* Your task:
Repeat the material in full. Keep every line exactly as it is.

* Exercise input:
......

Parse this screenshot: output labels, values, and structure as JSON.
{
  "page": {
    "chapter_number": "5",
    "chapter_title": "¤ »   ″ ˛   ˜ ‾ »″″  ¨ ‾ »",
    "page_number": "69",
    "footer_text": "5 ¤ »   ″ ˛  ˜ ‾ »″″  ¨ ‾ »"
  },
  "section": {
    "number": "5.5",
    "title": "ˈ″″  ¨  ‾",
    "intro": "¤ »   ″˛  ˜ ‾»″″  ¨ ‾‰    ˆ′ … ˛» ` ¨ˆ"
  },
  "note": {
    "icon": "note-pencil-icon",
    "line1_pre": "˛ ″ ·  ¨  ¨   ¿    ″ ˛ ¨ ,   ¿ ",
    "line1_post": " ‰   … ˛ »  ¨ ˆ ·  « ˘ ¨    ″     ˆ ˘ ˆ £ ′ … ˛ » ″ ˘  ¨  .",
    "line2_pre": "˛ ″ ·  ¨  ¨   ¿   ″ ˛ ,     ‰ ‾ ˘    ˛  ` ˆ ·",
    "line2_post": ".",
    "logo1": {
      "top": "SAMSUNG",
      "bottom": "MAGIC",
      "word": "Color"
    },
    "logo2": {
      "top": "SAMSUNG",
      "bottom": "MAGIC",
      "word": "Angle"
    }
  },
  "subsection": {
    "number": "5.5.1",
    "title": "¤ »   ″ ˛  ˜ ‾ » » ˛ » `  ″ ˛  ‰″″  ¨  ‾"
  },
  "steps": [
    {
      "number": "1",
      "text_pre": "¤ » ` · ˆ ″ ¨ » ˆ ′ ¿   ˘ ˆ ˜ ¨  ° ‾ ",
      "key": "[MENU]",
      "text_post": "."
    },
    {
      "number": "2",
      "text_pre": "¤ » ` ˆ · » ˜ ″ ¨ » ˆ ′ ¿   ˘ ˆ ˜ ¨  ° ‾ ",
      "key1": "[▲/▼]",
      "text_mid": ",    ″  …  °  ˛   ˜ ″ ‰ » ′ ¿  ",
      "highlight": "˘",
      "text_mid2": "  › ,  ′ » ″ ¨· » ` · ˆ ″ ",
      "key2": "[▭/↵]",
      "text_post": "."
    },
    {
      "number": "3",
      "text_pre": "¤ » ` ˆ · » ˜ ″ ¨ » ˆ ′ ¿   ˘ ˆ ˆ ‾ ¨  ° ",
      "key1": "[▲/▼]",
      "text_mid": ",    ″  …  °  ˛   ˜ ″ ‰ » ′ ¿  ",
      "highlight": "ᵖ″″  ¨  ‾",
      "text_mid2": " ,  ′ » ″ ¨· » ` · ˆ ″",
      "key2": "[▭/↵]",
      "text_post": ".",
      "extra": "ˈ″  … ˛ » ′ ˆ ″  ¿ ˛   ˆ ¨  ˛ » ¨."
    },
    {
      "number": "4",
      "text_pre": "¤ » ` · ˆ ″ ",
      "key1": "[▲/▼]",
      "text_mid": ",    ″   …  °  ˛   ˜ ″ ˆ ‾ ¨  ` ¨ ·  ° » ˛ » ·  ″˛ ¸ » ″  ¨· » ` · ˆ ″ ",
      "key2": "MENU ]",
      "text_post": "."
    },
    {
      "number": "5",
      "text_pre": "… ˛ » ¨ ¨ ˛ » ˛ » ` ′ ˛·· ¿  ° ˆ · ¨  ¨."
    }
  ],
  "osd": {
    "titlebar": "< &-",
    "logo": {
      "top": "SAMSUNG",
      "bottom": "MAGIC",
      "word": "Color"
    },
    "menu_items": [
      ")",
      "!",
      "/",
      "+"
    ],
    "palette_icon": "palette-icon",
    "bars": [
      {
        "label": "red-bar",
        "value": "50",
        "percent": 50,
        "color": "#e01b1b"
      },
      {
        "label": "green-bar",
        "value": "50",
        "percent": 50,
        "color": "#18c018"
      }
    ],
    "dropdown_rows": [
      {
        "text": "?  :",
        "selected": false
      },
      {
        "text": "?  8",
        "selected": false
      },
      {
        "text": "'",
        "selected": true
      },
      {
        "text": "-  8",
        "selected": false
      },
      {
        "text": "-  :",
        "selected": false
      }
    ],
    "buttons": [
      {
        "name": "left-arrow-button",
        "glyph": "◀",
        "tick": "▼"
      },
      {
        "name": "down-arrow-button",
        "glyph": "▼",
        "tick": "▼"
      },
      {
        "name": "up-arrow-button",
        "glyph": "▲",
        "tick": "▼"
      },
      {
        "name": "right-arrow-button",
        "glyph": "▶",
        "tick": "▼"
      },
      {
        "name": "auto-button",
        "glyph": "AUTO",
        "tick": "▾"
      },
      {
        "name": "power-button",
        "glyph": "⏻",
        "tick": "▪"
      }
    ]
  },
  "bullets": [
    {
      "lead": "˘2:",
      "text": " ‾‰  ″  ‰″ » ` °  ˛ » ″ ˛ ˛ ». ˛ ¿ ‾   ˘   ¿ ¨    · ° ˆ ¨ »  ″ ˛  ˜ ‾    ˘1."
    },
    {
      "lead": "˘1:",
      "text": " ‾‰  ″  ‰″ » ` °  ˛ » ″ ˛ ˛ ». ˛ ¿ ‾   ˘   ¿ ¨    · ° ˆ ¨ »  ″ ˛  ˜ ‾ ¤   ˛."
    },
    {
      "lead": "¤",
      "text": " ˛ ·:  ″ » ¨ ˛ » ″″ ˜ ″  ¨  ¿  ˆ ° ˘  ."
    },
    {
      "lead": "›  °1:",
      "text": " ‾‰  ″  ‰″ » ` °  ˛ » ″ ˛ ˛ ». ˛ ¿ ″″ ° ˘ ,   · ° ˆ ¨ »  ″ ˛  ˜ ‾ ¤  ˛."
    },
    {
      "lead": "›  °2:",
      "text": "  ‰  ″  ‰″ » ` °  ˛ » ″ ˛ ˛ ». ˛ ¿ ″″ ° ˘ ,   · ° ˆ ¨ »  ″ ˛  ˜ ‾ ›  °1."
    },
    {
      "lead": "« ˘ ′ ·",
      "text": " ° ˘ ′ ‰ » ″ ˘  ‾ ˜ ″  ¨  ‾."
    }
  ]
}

......

* Task result:
Parse this screenshot: output labels, values, and structure as JSON.
{
  "page": {
    "chapter_number": "5",
    "chapter_title": "¤ »   ″ ˛   ˜ ‾ »″″  ¨ ‾ »",
    "page_number": "69",
    "footer_text": "5 ¤ »   ″ ˛  ˜ ‾ »″″  ¨ ‾ »"
  },
  "section": {
    "number": "5.5",
    "title": "ˈ″″  ¨  ‾",
    "intro": "¤ »   ″˛  ˜ ‾»″″  ¨ ‾‰    ˆ′ … ˛» ` ¨ˆ"
  },
  "note": {
    "icon": "note-pencil-icon",
    "line1_pre": "˛ ″ ·  ¨  ¨   ¿    ″ ˛ ¨ ,   ¿ ",
    "line1_post": " ‰   … ˛ »  ¨ ˆ ·  « ˘ ¨    ″     ˆ ˘ ˆ £ ′ … ˛ » ″ ˘  ¨  .",
    "line2_pre": "˛ ″ ·  ¨  ¨   ¿   ″ ˛ ,     ‰ ‾ ˘    ˛  ` ˆ ·",
    "line2_post": ".",
    "logo1": {
      "top": "SAMSUNG",
      "bottom": "MAGIC",
      "word": "Color"
    },
    "logo2": {
      "top": "SAMSUNG",
      "bottom": "MAGIC",
      "word": "Angle"
    }
  },
  "subsection": {
    "number": "5.5.1",
    "title": "¤ »   ″ ˛  ˜ ‾ » » ˛ » `  ″ ˛  ‰″″  ¨  ‾"
  },
  "steps": [
    {
      "number": "1",
      "text_pre": "¤ » ` · ˆ ″ ¨ » ˆ ′ ¿   ˘ ˆ ˜ ¨  ° ‾ ",
      "key": "[MENU]",
      "text_post": "."
    },
    {
      "number": "2",
      "text_pre": "¤ » ` ˆ · » ˜ ″ ¨ » ˆ ′ ¿   ˘ ˆ ˜ ¨  ° ‾ ",
      "key1": "[▲/▼]",
      "text_mid": ",    ″  …  °  ˛   ˜ ″ ‰ » ′ ¿  ",
      "highlight": "˘",
      "text_mid2": "  › ,  ′ » ″ ¨· » ` · ˆ ″ ",
      "key2": "[▭/↵]",
      "text_post": "."
    },
    {
      "number": "3",
      "text_pre": "¤ » ` ˆ · » ˜ ″ ¨ » ˆ ′ ¿   ˘ ˆ ˆ ‾ ¨  ° ",
      "key1": "[▲/▼]",
      "text_mid": ",    ″  …  °  ˛   ˜ ″ ‰ » ′ ¿  ",
      "highlight": "ᵖ″″  ¨  ‾",
      "text_mid2": " ,  ′ » ″ ¨· » ` · ˆ ″",
      "key2": "[▭/↵]",
      "text_post": ".",
      "extra": "ˈ″  … ˛ » ′ ˆ ″  ¿ ˛   ˆ ¨  ˛ » ¨."
    },
    {
      "number": "4",
      "text_pre": "¤ » ` · ˆ ″ ",
      "key1": "[▲/▼]",
      "text_mid": ",    ″   …  °  ˛   ˜ ″ ˆ ‾ ¨  ` ¨ ·  ° » ˛ » ·  ″˛ ¸ » ″  ¨· » ` · ˆ ″ ",
      "key2": "MENU ]",
      "text_post": "."
    },
    {
      "number": "5",
      "text_pre": "… ˛ » ¨ ¨ ˛ » ˛ » ` ′ ˛·· ¿  ° ˆ · ¨  ¨."
    }
  ],
  "osd": {
    "titlebar": "< &-",
    "logo": {
      "top": "SAMSUNG",
      "bottom": "MAGIC",
      "word": "Color"
    },
    "menu_items": [
      ")",
      "!",
      "/",
      "+"
    ],
    "palette_icon": "palette-icon",
    "bars": [
      {
        "label": "red-bar",
        "value": "50",
        "percent": 50,
        "color": "#e01b1b"
      },
      {
        "label": "green-bar",
        "value": "50",
        "percent": 50,
        "color": "#18c018"
      }
    ],
    "dropdown_rows": [
      {
        "text": "?  :",
        "selected": false
      },
      {
        "text": "?  8",
        "selected": false
      },
      {
        "text": "'",
        "selected": true
      },
      {
        "text": "-  8",
        "selected": false
      },
      {
        "text": "-  :",
        "selected": false
      }
    ],
    "buttons": [
      {
        "name": "left-arrow-button",
        "glyph": "◀",
        "tick": "▼"
      },
      {
        "name": "down-arrow-button",
        "glyph": "▼",
        "tick": "▼"
      },
      {
        "name": "up-arrow-button",
        "glyph": "▲",
        "tick": "▼"
      },
      {
        "name": "right-arrow-button",
        "glyph": "▶",
        "tick": "▼"
      },
      {
        "name": "auto-button",
        "glyph": "AUTO",
        "tick": "▾"
      },
      {
        "name": "power-button",
        "glyph": "⏻",
        "tick": "▪"
      }
    ]
  },
  "bullets": [
    {
      "lead": "˘2:",
      "text": " ‾‰  ″  ‰″ » ` °  ˛ » ″ ˛ ˛ ». ˛ ¿ ‾   ˘   ¿ ¨    · ° ˆ ¨ »  ″ ˛  ˜ ‾    ˘1."
    },
    {
      "lead": "˘1:",
      "text": " ‾‰  ″  ‰″ » ` °  ˛ » ″ ˛ ˛ ». ˛ ¿ ‾   ˘   ¿ ¨    · ° ˆ ¨ »  ″ ˛  ˜ ‾ ¤   ˛."
    },
    {
      "lead": "¤",
      "text": " ˛ ·:  ″ » ¨ ˛ » ″″ ˜ ″  ¨  ¿  ˆ ° ˘  ."
    },
    {
      "lead": "›  °1:",
      "text": " ‾‰  ″  ‰″ » ` °  ˛ » ″ ˛ ˛ ». ˛ ¿ ″″ ° ˘ ,   · ° ˆ ¨ »  ″ ˛  ˜ ‾ ¤  ˛."
    },
    {
      "lead": "›  °2:",
      "text": "  ‰  ″  ‰″ » ` °  ˛ » ″ ˛ ˛ ». ˛ ¿ ″″ ° ˘ ,   · ° ˆ ¨ »  ″ ˛  ˜ ‾ ›  °1."
    },
    {
      "lead": "« ˘ ′ ·",
      "text": " ° ˘ ′ ‰ » ″ ˘  ‾ ˜ ″  ¨  ‾."
    }
  ]
}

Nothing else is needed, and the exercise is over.